WHAT YOU SHOULD DO —
Rewrite the data from the start through the line containing "- maximize-button[interactable]: [955, 2, 972, 14]", changing "measurement-plane" to "measurement-surface" and leaving everything else as it is.

THE RECORDS —
(begin)

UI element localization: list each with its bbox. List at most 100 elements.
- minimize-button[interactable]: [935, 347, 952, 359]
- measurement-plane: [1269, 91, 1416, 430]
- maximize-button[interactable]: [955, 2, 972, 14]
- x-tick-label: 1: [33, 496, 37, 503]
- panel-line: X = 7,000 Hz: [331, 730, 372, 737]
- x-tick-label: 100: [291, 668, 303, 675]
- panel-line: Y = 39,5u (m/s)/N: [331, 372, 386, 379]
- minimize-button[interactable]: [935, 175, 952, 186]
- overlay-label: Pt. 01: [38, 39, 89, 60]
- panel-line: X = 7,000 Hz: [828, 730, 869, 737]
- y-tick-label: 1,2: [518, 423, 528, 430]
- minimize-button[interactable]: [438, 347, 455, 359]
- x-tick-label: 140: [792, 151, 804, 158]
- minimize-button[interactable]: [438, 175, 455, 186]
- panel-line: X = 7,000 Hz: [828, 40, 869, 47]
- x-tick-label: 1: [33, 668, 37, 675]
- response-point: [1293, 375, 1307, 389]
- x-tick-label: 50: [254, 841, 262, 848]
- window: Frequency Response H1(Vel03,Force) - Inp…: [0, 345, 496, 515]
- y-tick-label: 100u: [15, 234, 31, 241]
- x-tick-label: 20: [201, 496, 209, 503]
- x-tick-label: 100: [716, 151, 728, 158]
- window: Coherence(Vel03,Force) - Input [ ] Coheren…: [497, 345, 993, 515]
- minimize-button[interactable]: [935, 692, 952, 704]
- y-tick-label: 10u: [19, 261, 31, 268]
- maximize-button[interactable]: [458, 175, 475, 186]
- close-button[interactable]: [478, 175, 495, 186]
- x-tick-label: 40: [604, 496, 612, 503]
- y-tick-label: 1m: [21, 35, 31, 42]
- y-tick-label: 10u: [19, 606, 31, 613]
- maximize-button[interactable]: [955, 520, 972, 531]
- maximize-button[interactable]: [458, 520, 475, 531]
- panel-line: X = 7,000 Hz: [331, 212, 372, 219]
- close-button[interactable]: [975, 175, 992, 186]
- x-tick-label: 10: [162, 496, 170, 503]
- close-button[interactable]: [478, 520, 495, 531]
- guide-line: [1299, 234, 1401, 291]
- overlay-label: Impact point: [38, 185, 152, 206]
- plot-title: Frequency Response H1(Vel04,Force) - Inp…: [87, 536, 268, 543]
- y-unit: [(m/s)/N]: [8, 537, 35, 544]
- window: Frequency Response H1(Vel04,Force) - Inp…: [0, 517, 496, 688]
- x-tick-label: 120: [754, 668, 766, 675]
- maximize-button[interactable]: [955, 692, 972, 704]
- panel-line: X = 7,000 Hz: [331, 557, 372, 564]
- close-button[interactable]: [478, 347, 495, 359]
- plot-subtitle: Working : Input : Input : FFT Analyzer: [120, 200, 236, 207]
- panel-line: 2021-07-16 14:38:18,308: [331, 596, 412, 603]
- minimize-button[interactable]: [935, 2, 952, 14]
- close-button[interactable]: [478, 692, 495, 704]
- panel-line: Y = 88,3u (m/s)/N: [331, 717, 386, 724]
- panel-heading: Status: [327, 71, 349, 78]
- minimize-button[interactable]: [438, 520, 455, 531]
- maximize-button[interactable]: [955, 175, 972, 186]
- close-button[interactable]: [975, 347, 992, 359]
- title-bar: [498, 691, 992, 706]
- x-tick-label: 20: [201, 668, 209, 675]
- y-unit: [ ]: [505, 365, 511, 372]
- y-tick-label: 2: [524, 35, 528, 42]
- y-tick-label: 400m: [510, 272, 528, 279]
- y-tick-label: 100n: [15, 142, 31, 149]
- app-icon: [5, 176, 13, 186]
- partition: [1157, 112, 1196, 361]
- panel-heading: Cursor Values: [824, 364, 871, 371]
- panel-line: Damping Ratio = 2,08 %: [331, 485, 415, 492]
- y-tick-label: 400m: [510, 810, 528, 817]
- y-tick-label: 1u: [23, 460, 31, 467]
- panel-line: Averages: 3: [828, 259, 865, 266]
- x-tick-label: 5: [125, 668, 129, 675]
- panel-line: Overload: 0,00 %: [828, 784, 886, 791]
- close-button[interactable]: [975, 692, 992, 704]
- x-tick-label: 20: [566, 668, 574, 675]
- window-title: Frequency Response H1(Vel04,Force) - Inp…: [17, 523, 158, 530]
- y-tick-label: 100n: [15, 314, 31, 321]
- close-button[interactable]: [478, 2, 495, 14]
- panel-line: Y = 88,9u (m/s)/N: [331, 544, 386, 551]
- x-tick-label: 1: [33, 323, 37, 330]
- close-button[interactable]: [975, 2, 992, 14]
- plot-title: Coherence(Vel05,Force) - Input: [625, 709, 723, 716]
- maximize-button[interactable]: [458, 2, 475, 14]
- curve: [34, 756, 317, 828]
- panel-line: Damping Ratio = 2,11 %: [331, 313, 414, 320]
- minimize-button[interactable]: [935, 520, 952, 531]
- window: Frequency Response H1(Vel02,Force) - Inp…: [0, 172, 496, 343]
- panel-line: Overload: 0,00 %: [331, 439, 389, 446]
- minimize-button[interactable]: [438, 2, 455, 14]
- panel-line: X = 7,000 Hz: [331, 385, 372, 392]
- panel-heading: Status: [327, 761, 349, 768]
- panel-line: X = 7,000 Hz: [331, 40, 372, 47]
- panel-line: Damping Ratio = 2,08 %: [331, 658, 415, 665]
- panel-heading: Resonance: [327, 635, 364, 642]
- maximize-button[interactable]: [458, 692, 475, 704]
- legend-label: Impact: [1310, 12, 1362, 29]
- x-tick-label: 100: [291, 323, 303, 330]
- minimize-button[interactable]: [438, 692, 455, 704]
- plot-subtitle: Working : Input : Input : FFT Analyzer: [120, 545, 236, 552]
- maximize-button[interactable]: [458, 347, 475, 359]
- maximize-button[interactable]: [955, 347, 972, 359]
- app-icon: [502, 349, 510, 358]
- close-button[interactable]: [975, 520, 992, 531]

(end)

COMPLETED TASK —
UI element localization: list each with its bbox. List at most 100 elements.
- minimize-button[interactable]: [935, 347, 952, 359]
- measurement-surface: [1269, 91, 1416, 430]
- maximize-button[interactable]: [955, 2, 972, 14]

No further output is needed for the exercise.